• BRIEF
Reproduce the portion of the items that begins with the line containing "sidebar-label[interactable]: 音量+: [426, 59, 462, 70]" and ends with the line containing "back-arrow-icon[interactable]: [24, 88, 42, 104]", replacing every occurrence of "category-title" with "section-heading" and leaving everything else unchanged.
-- start of SUPPLIED MATERIAL --
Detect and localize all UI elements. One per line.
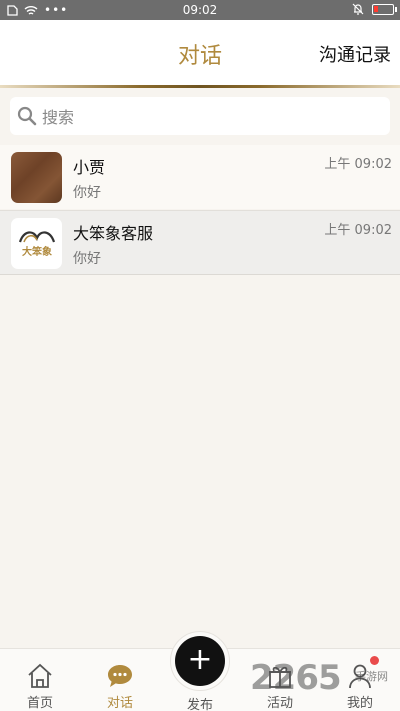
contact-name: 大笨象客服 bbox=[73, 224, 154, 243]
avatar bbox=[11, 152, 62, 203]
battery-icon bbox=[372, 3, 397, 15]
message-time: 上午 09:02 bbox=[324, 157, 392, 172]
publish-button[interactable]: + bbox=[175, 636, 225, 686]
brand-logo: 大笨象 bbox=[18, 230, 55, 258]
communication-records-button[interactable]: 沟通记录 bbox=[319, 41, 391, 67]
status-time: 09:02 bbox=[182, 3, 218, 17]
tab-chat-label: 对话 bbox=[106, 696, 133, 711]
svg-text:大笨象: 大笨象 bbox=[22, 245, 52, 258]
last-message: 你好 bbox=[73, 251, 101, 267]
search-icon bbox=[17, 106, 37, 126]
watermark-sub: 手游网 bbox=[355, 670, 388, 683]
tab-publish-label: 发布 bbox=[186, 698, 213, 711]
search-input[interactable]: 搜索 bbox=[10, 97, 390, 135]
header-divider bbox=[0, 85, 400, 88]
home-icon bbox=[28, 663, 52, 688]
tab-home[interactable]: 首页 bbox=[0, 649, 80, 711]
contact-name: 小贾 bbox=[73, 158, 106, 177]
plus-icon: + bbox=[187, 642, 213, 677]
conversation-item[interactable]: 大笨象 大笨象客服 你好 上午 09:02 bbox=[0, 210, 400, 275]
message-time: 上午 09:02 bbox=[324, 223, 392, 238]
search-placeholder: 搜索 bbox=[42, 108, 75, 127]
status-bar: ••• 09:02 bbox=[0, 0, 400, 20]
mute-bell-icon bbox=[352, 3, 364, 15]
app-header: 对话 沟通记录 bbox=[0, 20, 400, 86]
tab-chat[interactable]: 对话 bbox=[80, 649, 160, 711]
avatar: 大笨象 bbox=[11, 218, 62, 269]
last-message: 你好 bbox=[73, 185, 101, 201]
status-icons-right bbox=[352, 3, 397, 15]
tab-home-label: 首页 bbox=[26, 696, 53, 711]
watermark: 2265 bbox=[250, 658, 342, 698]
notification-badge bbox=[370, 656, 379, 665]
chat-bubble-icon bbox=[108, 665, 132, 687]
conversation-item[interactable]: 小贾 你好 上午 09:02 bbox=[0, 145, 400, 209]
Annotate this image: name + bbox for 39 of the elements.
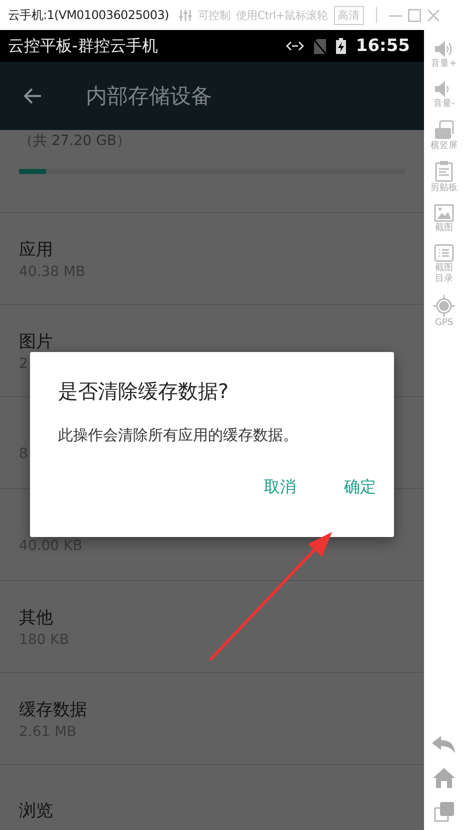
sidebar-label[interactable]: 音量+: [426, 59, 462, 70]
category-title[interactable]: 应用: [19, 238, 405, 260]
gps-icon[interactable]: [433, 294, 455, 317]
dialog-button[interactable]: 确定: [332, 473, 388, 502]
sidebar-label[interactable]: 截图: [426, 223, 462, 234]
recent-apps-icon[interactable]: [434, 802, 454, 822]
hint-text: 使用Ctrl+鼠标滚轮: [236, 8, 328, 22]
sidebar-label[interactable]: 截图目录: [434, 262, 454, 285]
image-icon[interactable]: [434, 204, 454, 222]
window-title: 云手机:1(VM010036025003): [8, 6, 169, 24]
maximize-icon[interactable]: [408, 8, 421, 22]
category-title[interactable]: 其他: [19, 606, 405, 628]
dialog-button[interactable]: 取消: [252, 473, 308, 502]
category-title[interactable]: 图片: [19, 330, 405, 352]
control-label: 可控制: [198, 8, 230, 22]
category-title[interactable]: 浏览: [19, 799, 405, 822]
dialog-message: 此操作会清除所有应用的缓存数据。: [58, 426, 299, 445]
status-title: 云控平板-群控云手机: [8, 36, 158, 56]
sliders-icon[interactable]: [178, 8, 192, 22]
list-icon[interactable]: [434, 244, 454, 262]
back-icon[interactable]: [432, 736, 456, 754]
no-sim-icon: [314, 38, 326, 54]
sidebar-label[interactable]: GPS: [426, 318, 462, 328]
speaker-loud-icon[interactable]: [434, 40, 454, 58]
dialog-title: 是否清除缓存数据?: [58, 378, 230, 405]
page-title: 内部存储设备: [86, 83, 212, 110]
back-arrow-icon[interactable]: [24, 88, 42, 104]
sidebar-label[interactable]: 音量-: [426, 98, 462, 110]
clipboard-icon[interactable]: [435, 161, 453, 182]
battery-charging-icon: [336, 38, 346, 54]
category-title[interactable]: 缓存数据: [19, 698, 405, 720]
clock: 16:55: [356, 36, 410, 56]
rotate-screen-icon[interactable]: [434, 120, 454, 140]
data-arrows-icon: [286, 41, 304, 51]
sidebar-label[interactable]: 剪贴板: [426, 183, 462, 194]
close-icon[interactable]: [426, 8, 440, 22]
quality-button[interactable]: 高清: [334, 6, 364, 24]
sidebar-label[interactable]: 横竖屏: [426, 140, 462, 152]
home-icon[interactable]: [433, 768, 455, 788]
-- end of SUPPLIED MATERIAL --
-- start of SUPPLIED MATERIAL --
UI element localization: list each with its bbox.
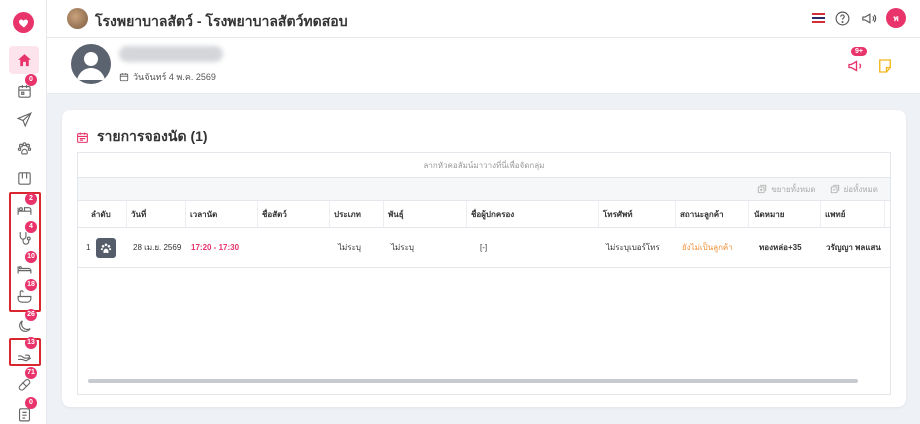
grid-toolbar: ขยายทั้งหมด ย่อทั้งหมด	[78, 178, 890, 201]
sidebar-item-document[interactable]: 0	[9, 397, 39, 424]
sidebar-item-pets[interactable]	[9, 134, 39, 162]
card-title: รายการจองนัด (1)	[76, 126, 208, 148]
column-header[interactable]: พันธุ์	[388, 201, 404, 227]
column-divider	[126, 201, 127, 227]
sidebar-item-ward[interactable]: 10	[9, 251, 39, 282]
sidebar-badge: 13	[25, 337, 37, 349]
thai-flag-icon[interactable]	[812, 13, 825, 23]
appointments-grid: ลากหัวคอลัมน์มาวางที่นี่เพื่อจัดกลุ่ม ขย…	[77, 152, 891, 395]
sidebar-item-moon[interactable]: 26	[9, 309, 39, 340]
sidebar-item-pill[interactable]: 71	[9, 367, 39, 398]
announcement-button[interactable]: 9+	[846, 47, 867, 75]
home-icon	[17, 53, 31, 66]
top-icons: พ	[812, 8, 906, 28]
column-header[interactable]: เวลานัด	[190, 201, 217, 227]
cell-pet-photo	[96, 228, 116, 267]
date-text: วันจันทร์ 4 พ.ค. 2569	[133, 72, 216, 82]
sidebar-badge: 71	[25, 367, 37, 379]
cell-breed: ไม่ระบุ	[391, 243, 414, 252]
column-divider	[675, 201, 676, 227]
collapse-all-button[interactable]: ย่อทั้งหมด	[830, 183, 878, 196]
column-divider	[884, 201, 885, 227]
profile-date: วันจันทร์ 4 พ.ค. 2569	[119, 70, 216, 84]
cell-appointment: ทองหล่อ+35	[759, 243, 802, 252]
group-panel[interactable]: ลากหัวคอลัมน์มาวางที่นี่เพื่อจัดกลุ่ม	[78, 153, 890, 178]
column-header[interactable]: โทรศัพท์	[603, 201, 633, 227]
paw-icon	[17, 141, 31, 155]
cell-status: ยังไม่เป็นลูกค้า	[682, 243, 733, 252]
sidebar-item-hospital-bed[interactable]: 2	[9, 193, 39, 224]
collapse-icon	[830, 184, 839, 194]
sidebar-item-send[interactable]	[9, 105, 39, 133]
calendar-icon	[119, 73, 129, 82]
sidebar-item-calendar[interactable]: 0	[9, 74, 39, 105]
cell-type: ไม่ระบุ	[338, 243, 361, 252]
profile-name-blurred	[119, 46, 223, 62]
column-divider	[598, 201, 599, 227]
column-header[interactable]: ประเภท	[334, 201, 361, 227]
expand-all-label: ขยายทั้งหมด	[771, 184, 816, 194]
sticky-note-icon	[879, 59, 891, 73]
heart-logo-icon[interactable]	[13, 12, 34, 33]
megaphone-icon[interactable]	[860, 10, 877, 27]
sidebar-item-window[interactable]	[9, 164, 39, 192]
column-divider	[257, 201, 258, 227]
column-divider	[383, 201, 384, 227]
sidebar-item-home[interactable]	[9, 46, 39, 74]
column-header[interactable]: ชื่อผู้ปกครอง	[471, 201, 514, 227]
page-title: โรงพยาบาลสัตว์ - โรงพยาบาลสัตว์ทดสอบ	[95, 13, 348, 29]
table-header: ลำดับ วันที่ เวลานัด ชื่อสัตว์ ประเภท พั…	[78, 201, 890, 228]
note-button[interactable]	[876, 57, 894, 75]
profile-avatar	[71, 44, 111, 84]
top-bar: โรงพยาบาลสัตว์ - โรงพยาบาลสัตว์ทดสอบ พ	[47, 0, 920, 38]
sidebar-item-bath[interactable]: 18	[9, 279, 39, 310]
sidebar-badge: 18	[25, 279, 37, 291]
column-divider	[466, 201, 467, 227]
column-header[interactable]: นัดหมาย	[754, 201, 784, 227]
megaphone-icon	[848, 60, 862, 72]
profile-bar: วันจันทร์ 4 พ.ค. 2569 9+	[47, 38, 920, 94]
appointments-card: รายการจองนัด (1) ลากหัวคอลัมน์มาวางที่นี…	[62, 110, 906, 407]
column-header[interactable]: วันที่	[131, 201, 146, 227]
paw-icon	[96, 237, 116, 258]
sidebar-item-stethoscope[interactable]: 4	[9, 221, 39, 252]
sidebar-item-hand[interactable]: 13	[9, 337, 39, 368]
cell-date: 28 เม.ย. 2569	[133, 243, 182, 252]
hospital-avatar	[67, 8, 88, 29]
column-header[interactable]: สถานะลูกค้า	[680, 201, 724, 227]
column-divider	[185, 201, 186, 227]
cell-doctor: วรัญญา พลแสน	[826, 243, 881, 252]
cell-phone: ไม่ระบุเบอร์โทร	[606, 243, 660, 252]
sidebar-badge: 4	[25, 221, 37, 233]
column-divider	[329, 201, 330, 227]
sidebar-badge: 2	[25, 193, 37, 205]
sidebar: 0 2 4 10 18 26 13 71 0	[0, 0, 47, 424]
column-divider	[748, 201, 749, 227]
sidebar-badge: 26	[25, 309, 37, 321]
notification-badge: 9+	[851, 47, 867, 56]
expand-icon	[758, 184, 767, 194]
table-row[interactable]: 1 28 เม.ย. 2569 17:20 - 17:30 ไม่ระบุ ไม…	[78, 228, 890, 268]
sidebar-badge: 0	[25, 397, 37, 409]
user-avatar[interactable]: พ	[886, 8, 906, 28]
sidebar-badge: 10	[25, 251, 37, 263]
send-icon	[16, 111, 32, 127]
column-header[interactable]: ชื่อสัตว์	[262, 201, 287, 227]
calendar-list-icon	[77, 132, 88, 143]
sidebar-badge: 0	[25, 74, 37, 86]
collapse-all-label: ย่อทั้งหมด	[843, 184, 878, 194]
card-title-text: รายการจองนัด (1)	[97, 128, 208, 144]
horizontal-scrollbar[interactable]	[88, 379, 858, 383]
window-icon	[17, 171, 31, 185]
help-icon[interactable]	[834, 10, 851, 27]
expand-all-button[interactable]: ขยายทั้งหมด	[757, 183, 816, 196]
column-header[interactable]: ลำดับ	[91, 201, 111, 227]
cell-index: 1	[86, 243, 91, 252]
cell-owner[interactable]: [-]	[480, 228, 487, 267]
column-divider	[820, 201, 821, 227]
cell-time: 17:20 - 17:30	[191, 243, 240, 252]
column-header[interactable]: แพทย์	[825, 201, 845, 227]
-- end of SUPPLIED MATERIAL --
• RESPONSE BELOW
sidebar-label[interactable]: 音量+: [426, 59, 462, 70]
section-heading[interactable]: 应用: [19, 238, 405, 260]
gps-icon[interactable]: [433, 294, 455, 317]
dialog-button[interactable]: 确定: [332, 473, 388, 502]
sidebar-label[interactable]: 截图: [426, 223, 462, 234]
recent-apps-icon[interactable]: [434, 802, 454, 822]
hint-text: 使用Ctrl+鼠标滚轮: [236, 8, 328, 22]
sidebar-label[interactable]: 截图目录: [434, 262, 454, 285]
image-icon[interactable]: [434, 204, 454, 222]
window-title: 云手机:1(VM010036025003): [8, 6, 169, 24]
maximize-icon[interactable]: [408, 8, 421, 22]
section-heading[interactable]: 其他: [19, 606, 405, 628]
dialog-button[interactable]: 取消: [252, 473, 308, 502]
section-heading[interactable]: 图片: [19, 330, 405, 352]
control-label: 可控制: [198, 8, 230, 22]
section-heading[interactable]: 浏览: [19, 799, 405, 822]
dialog-message: 此操作会清除所有应用的缓存数据。: [58, 426, 299, 445]
status-title: 云控平板-群控云手机: [8, 36, 158, 56]
sliders-icon[interactable]: [178, 8, 192, 22]
list-icon[interactable]: [434, 244, 454, 262]
back-icon[interactable]: [432, 736, 456, 754]
no-sim-icon: [314, 38, 326, 54]
sidebar-label[interactable]: GPS: [426, 318, 462, 328]
speaker-loud-icon[interactable]: [434, 40, 454, 58]
dialog-title: 是否清除缓存数据?: [58, 378, 230, 405]
page-title: 内部存储设备: [86, 83, 212, 110]
back-arrow-icon[interactable]: [24, 88, 42, 104]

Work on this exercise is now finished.